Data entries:
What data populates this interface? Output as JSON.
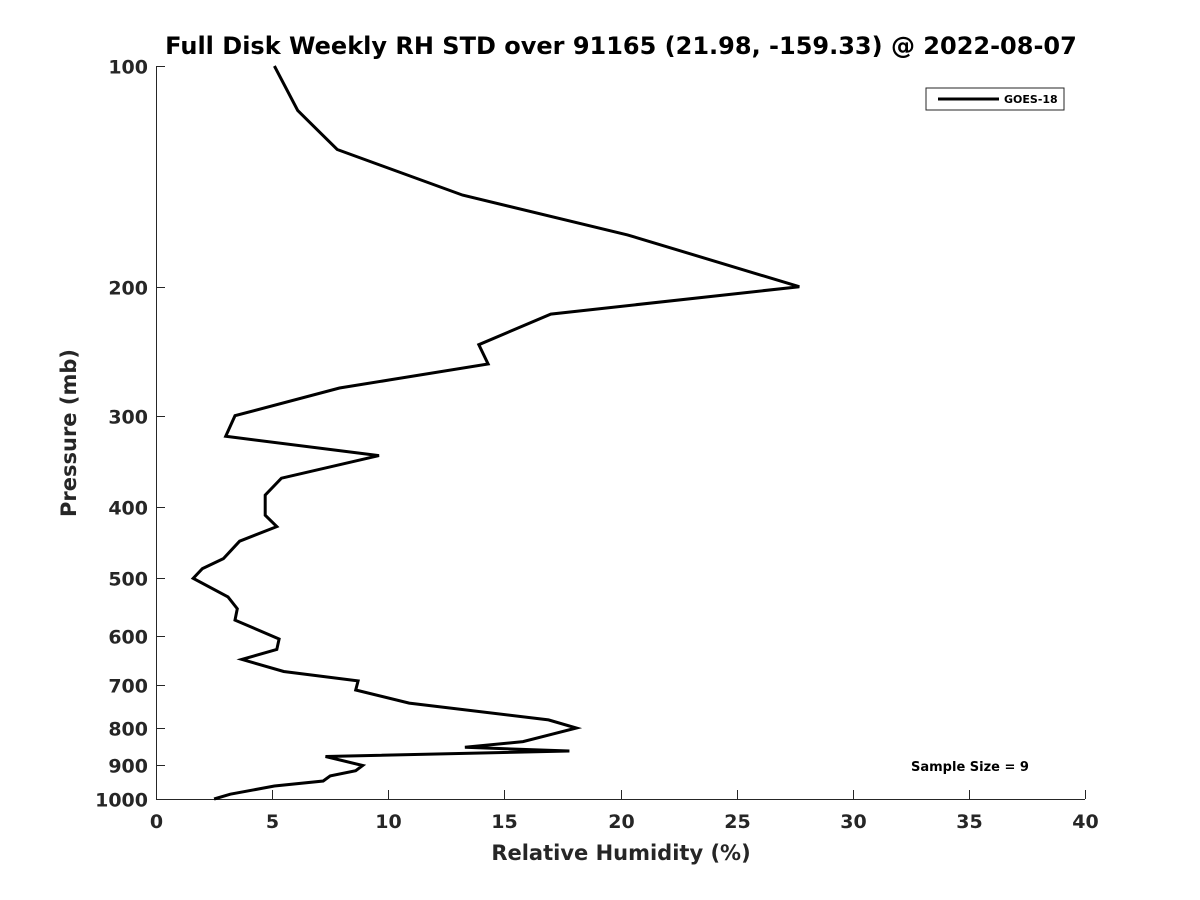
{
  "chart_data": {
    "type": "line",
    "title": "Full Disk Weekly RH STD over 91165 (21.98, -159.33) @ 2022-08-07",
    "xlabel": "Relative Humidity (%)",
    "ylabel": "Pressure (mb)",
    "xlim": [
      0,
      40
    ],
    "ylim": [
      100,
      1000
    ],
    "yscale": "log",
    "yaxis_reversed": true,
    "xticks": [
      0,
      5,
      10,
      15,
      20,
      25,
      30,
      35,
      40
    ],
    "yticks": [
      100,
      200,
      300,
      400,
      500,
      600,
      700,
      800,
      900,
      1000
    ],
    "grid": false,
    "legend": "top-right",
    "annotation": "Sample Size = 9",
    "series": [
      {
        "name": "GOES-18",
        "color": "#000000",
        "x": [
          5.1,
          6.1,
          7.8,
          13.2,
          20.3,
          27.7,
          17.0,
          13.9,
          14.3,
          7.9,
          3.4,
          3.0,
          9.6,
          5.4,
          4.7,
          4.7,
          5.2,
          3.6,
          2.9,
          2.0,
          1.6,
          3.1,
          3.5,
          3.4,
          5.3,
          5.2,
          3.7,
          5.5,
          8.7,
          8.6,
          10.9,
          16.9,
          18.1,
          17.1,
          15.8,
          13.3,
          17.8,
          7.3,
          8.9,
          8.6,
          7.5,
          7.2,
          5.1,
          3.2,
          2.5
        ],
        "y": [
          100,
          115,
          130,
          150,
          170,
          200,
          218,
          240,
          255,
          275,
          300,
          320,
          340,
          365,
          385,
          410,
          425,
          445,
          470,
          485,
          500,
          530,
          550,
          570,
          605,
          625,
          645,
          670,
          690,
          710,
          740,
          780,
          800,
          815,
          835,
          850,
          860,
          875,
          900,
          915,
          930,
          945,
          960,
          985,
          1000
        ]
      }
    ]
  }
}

• **What you need to do**: Reproduce each entry precisely. Leave the pictures out.

• **Reply to the task**:
What data populates this interface? Output as JSON.
{
  "chart_data": {
    "type": "line",
    "title": "Full Disk Weekly RH STD over 91165 (21.98, -159.33) @ 2022-08-07",
    "xlabel": "Relative Humidity (%)",
    "ylabel": "Pressure (mb)",
    "xlim": [
      0,
      40
    ],
    "ylim": [
      100,
      1000
    ],
    "yscale": "log",
    "yaxis_reversed": true,
    "xticks": [
      0,
      5,
      10,
      15,
      20,
      25,
      30,
      35,
      40
    ],
    "yticks": [
      100,
      200,
      300,
      400,
      500,
      600,
      700,
      800,
      900,
      1000
    ],
    "grid": false,
    "legend": "top-right",
    "annotation": "Sample Size = 9",
    "series": [
      {
        "name": "GOES-18",
        "color": "#000000",
        "x": [
          5.1,
          6.1,
          7.8,
          13.2,
          20.3,
          27.7,
          17.0,
          13.9,
          14.3,
          7.9,
          3.4,
          3.0,
          9.6,
          5.4,
          4.7,
          4.7,
          5.2,
          3.6,
          2.9,
          2.0,
          1.6,
          3.1,
          3.5,
          3.4,
          5.3,
          5.2,
          3.7,
          5.5,
          8.7,
          8.6,
          10.9,
          16.9,
          18.1,
          17.1,
          15.8,
          13.3,
          17.8,
          7.3,
          8.9,
          8.6,
          7.5,
          7.2,
          5.1,
          3.2,
          2.5
        ],
        "y": [
          100,
          115,
          130,
          150,
          170,
          200,
          218,
          240,
          255,
          275,
          300,
          320,
          340,
          365,
          385,
          410,
          425,
          445,
          470,
          485,
          500,
          530,
          550,
          570,
          605,
          625,
          645,
          670,
          690,
          710,
          740,
          780,
          800,
          815,
          835,
          850,
          860,
          875,
          900,
          915,
          930,
          945,
          960,
          985,
          1000
        ]
      }
    ]
  }
}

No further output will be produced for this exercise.